▶ _DESCRIPTION OF THE TASK_:
For the data below, work out how many lines include the string "condicionado" and report only the number.
[BEGIN GIVEN RECORDS]
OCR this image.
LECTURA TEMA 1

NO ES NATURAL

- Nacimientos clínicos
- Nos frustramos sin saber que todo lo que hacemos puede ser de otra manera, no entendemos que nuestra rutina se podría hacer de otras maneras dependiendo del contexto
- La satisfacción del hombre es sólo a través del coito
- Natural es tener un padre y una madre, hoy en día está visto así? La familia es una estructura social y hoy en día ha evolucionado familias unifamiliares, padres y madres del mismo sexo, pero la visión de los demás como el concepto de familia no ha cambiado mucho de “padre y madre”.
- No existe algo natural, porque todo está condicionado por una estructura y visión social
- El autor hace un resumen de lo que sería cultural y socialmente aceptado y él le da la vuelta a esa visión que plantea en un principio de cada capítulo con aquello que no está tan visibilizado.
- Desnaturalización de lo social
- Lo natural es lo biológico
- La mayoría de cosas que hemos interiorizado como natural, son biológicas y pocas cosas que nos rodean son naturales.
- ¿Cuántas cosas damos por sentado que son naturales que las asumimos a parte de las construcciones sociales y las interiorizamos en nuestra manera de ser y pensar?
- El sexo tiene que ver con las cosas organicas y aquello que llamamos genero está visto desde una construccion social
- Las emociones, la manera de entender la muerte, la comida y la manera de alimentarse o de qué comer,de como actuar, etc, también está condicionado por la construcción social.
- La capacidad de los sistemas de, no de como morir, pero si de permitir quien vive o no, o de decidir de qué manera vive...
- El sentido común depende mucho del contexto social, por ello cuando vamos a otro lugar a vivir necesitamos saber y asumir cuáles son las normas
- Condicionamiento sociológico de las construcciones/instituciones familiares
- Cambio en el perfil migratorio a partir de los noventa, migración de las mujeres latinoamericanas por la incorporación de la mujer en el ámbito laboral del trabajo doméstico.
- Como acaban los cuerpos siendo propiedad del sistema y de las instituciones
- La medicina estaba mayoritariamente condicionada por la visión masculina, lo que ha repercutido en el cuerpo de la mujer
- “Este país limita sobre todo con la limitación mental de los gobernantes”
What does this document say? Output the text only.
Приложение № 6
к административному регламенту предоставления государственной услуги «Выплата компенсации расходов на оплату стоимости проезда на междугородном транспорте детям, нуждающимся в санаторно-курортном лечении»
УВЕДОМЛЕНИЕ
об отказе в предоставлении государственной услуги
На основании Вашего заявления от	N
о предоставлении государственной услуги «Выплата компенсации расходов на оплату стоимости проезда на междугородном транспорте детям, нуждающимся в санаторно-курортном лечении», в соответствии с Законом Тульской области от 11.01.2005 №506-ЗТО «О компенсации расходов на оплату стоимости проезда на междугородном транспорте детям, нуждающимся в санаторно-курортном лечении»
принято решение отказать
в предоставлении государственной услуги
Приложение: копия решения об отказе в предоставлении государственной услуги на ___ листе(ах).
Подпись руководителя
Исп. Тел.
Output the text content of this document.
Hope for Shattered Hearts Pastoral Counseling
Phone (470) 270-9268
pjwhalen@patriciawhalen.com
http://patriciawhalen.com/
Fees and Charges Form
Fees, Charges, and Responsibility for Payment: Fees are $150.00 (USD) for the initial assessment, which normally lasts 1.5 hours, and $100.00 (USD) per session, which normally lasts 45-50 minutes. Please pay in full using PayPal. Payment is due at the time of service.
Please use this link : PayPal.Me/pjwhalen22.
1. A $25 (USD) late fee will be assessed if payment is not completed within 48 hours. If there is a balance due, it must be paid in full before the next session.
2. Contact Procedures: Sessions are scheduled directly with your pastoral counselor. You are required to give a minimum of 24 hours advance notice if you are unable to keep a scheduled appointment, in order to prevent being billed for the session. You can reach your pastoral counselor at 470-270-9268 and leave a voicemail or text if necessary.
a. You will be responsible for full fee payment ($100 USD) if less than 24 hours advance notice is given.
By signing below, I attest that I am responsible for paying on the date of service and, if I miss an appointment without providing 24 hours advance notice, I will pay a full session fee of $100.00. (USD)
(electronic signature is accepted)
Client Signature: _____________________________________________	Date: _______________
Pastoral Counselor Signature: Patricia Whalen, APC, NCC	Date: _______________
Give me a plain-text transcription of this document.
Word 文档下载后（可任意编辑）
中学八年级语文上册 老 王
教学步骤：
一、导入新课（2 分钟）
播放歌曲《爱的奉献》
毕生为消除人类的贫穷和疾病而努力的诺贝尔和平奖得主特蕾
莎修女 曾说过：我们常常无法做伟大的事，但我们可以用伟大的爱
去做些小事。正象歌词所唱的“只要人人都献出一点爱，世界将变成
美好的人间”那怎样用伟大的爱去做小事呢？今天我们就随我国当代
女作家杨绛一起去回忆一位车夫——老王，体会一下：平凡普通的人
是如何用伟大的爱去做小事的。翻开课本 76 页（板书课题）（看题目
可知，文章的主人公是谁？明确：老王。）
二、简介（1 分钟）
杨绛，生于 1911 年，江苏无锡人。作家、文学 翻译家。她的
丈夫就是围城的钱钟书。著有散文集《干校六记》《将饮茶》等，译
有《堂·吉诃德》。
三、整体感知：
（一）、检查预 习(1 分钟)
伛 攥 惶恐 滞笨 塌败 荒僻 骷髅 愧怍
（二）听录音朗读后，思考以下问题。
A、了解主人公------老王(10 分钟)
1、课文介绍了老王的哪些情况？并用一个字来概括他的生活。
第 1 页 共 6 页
[END GIVEN RECORDS]
▶ _OUTPUT BELOW_:
2